# What you have to do
From the listing below, extract each line containing the string "ângulos".

───── Stored records ─────

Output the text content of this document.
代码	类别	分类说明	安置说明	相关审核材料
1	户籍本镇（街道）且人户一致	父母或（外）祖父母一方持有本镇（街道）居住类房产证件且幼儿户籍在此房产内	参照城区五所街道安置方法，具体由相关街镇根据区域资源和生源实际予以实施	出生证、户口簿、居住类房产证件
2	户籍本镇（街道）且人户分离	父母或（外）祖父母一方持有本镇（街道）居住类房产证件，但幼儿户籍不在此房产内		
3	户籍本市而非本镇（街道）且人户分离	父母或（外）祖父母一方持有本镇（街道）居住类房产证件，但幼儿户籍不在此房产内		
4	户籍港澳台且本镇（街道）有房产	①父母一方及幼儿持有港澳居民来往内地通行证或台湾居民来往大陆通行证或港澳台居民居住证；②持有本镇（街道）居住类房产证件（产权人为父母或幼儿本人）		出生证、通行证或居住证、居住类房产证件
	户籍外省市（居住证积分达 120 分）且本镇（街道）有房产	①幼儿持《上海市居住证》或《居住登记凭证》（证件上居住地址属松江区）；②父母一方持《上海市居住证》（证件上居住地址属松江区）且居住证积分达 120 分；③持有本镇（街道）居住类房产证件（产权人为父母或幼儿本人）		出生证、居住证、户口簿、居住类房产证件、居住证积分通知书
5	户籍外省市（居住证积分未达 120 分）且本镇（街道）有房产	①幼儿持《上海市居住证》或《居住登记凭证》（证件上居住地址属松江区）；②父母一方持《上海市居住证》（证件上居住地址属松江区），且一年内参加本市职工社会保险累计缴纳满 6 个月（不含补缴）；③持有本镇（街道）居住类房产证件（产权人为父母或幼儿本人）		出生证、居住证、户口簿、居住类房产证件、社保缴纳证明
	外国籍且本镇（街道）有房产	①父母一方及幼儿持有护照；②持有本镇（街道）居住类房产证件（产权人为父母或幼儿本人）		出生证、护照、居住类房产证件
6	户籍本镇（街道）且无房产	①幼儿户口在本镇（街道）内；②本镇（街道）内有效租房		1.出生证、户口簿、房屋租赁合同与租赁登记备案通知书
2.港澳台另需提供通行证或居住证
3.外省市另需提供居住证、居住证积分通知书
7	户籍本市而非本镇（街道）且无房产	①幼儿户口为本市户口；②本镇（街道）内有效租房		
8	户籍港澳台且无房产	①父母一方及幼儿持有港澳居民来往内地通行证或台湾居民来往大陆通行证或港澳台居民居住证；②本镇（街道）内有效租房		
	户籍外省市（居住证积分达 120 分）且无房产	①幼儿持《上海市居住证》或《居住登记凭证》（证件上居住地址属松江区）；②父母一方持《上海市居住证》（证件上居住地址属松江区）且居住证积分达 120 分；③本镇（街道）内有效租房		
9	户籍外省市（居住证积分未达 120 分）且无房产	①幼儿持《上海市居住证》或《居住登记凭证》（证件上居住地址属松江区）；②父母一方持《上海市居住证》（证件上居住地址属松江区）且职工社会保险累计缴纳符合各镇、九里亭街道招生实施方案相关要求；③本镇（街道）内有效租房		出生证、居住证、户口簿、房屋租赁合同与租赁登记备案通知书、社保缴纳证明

─────
───── Stored records ─────

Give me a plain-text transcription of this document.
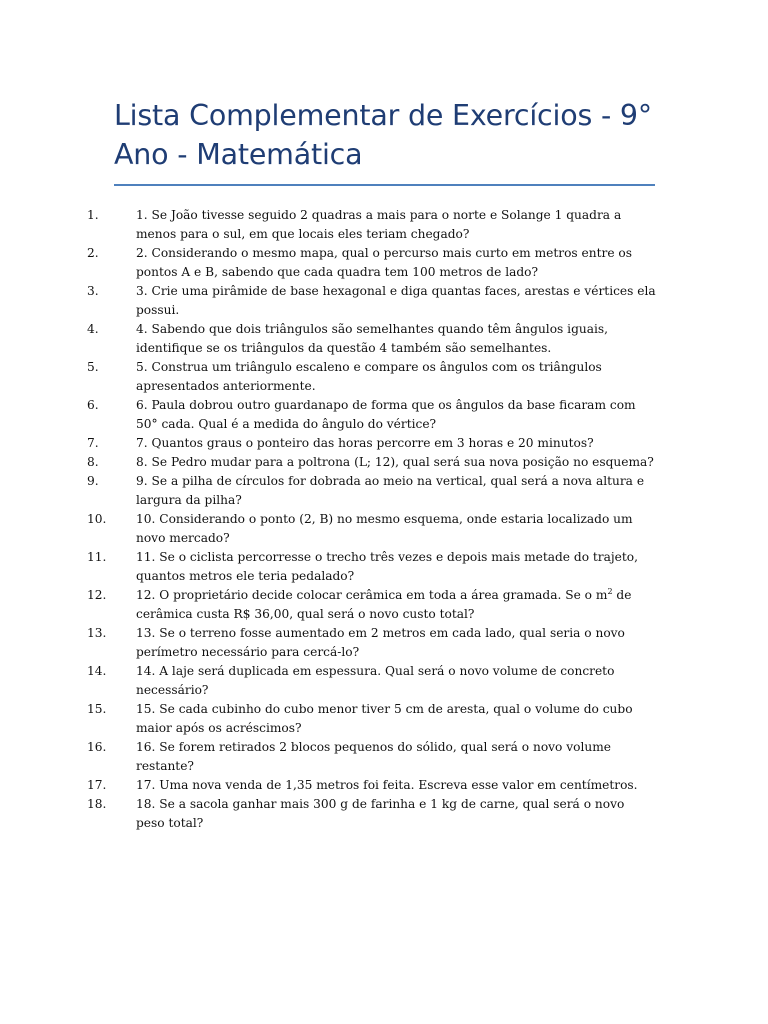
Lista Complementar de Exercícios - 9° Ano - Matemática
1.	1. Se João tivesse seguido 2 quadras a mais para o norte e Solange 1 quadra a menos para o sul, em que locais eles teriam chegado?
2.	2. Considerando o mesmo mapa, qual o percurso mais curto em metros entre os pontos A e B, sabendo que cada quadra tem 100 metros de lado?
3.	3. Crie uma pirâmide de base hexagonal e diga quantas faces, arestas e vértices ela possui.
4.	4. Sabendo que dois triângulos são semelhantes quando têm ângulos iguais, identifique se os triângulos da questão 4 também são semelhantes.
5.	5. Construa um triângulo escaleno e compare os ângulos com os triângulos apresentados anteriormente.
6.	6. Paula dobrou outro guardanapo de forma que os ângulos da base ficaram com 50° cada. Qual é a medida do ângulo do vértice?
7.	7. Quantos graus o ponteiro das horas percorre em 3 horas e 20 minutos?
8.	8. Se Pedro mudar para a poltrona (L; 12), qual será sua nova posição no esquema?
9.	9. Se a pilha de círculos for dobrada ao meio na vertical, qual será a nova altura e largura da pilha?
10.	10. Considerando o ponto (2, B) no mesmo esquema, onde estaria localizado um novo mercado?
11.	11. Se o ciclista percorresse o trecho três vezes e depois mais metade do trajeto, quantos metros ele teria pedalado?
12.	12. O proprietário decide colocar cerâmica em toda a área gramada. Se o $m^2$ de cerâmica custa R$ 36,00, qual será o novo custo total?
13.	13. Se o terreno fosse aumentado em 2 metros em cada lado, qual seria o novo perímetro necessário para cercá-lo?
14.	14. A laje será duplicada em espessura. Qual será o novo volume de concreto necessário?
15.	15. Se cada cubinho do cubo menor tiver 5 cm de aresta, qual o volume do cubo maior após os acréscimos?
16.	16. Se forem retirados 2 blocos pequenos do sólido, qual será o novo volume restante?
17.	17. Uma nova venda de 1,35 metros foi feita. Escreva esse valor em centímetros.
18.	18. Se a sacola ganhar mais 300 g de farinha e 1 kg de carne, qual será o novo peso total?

─────

# Result of this exercise
4.	4. Sabendo que dois triângulos são semelhantes quando têm ângulos iguais, identifique se os triângulos da questão 4 também são semelhantes.
5.	5. Construa um triângulo escaleno e compare os ângulos com os triângulos apresentados anteriormente.
6.	6. Paula dobrou outro guardanapo de forma que os ângulos da base ficaram com 50° cada. Qual é a medida do ângulo do vértice?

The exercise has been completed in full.